Data records
START

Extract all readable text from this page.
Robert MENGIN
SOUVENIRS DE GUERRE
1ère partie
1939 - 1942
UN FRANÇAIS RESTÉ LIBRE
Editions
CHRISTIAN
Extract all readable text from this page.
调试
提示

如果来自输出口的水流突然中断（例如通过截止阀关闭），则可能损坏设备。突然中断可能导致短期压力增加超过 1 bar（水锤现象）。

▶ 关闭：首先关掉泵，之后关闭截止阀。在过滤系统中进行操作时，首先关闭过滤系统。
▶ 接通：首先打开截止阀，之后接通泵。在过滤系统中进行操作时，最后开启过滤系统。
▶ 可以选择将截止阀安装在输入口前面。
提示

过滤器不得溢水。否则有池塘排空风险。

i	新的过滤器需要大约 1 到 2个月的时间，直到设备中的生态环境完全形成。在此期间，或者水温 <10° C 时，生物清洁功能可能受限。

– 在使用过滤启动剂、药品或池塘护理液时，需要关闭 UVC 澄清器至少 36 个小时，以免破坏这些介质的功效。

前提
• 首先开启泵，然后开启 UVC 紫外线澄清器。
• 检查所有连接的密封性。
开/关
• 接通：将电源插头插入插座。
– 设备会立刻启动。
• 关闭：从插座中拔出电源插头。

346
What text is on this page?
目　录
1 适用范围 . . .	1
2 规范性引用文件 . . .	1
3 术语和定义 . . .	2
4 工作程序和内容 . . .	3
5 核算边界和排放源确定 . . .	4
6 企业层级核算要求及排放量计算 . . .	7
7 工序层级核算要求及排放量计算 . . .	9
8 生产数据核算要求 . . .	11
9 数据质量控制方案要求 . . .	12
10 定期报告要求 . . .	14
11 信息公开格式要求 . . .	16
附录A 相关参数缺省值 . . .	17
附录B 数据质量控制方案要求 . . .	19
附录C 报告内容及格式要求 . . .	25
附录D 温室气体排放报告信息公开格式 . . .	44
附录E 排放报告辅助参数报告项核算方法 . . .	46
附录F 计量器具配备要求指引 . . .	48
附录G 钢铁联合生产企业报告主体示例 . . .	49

END

**What you are asked to do**
State the number of lines in the data that include the string "在过滤系统中进行操作时", and add nothing else.

**Complete answer**
2